> [TASK REQUIREMENTS]: Extract the entries in their exact form.

----

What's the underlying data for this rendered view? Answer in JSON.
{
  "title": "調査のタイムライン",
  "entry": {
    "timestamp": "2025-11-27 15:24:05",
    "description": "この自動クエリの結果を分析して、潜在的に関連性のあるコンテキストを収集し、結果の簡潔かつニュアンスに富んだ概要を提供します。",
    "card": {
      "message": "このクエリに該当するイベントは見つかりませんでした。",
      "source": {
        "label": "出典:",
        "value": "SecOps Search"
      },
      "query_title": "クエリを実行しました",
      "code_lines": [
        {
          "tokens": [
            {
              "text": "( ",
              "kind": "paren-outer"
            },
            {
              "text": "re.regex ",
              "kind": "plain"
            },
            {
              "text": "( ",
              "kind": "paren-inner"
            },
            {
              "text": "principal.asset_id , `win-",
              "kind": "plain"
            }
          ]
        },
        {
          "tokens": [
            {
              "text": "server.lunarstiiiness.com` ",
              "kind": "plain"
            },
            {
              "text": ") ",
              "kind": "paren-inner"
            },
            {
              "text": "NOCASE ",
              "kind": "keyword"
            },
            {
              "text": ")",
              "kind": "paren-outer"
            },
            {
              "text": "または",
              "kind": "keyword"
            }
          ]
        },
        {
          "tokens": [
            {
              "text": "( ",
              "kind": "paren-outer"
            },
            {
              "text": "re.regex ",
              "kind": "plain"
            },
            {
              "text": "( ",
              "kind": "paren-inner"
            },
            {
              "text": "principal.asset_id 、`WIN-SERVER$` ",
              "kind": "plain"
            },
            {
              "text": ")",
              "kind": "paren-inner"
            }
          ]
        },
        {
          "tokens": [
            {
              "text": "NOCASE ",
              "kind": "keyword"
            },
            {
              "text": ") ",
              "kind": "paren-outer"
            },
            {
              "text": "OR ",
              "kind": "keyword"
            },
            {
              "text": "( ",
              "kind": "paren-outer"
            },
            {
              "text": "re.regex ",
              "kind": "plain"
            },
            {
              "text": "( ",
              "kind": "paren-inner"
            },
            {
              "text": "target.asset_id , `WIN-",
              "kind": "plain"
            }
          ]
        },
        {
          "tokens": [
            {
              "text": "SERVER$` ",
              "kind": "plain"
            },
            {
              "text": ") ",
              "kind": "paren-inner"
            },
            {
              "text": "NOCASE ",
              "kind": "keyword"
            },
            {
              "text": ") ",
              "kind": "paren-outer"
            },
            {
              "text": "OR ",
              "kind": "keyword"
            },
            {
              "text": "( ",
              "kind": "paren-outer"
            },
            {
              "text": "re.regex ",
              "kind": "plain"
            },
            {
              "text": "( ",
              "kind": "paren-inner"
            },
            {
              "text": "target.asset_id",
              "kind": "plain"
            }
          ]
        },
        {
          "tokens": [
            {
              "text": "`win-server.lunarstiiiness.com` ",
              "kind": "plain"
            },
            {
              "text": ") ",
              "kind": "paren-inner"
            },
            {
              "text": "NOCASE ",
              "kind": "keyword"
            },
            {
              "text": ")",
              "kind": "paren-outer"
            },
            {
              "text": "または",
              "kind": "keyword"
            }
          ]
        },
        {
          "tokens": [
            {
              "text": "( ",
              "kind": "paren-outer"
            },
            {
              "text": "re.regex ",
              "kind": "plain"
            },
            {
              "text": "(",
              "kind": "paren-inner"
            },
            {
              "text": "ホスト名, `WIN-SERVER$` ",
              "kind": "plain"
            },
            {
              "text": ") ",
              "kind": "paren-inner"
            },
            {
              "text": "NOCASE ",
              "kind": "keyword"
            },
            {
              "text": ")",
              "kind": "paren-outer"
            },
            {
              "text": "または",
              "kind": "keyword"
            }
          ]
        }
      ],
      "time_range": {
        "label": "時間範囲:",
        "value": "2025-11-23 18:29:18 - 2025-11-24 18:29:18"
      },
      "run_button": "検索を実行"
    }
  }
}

----

> [WRITTEN REPLY]:
What's the underlying data for this rendered view? Answer in JSON.
{
  "title": "調査のタイムライン",
  "entry": {
    "timestamp": "2025-11-27 15:24:05",
    "description": "この自動クエリの結果を分析して、潜在的に関連性のあるコンテキストを収集し、結果の簡潔かつニュアンスに富んだ概要を提供します。",
    "card": {
      "message": "このクエリに該当するイベントは見つかりませんでした。",
      "source": {
        "label": "出典:",
        "value": "SecOps Search"
      },
      "query_title": "クエリを実行しました",
      "code_lines": [
        {
          "tokens": [
            {
              "text": "( ",
              "kind": "paren-outer"
            },
            {
              "text": "re.regex ",
              "kind": "plain"
            },
            {
              "text": "( ",
              "kind": "paren-inner"
            },
            {
              "text": "principal.asset_id , `win-",
              "kind": "plain"
            }
          ]
        },
        {
          "tokens": [
            {
              "text": "server.lunarstiiiness.com` ",
              "kind": "plain"
            },
            {
              "text": ") ",
              "kind": "paren-inner"
            },
            {
              "text": "NOCASE ",
              "kind": "keyword"
            },
            {
              "text": ")",
              "kind": "paren-outer"
            },
            {
              "text": "または",
              "kind": "keyword"
            }
          ]
        },
        {
          "tokens": [
            {
              "text": "( ",
              "kind": "paren-outer"
            },
            {
              "text": "re.regex ",
              "kind": "plain"
            },
            {
              "text": "( ",
              "kind": "paren-inner"
            },
            {
              "text": "principal.asset_id 、`WIN-SERVER$` ",
              "kind": "plain"
            },
            {
              "text": ")",
              "kind": "paren-inner"
            }
          ]
        },
        {
          "tokens": [
            {
              "text": "NOCASE ",
              "kind": "keyword"
            },
            {
              "text": ") ",
              "kind": "paren-outer"
            },
            {
              "text": "OR ",
              "kind": "keyword"
            },
            {
              "text": "( ",
              "kind": "paren-outer"
            },
            {
              "text": "re.regex ",
              "kind": "plain"
            },
            {
              "text": "( ",
              "kind": "paren-inner"
            },
            {
              "text": "target.asset_id , `WIN-",
              "kind": "plain"
            }
          ]
        },
        {
          "tokens": [
            {
              "text": "SERVER$` ",
              "kind": "plain"
            },
            {
              "text": ") ",
              "kind": "paren-inner"
            },
            {
              "text": "NOCASE ",
              "kind": "keyword"
            },
            {
              "text": ") ",
              "kind": "paren-outer"
            },
            {
              "text": "OR ",
              "kind": "keyword"
            },
            {
              "text": "( ",
              "kind": "paren-outer"
            },
            {
              "text": "re.regex ",
              "kind": "plain"
            },
            {
              "text": "( ",
              "kind": "paren-inner"
            },
            {
              "text": "target.asset_id",
              "kind": "plain"
            }
          ]
        },
        {
          "tokens": [
            {
              "text": "`win-server.lunarstiiiness.com` ",
              "kind": "plain"
            },
            {
              "text": ") ",
              "kind": "paren-inner"
            },
            {
              "text": "NOCASE ",
              "kind": "keyword"
            },
            {
              "text": ")",
              "kind": "paren-outer"
            },
            {
              "text": "または",
              "kind": "keyword"
            }
          ]
        },
        {
          "tokens": [
            {
              "text": "( ",
              "kind": "paren-outer"
            },
            {
              "text": "re.regex ",
              "kind": "plain"
            },
            {
              "text": "(",
              "kind": "paren-inner"
            },
            {
              "text": "ホスト名, `WIN-SERVER$` ",
              "kind": "plain"
            },
            {
              "text": ") ",
              "kind": "paren-inner"
            },
            {
              "text": "NOCASE ",
              "kind": "keyword"
            },
            {
              "text": ")",
              "kind": "paren-outer"
            },
            {
              "text": "または",
              "kind": "keyword"
            }
          ]
        }
      ],
      "time_range": {
        "label": "時間範囲:",
        "value": "2025-11-23 18:29:18 - 2025-11-24 18:29:18"
      },
      "run_button": "検索を実行"
    }
  }
}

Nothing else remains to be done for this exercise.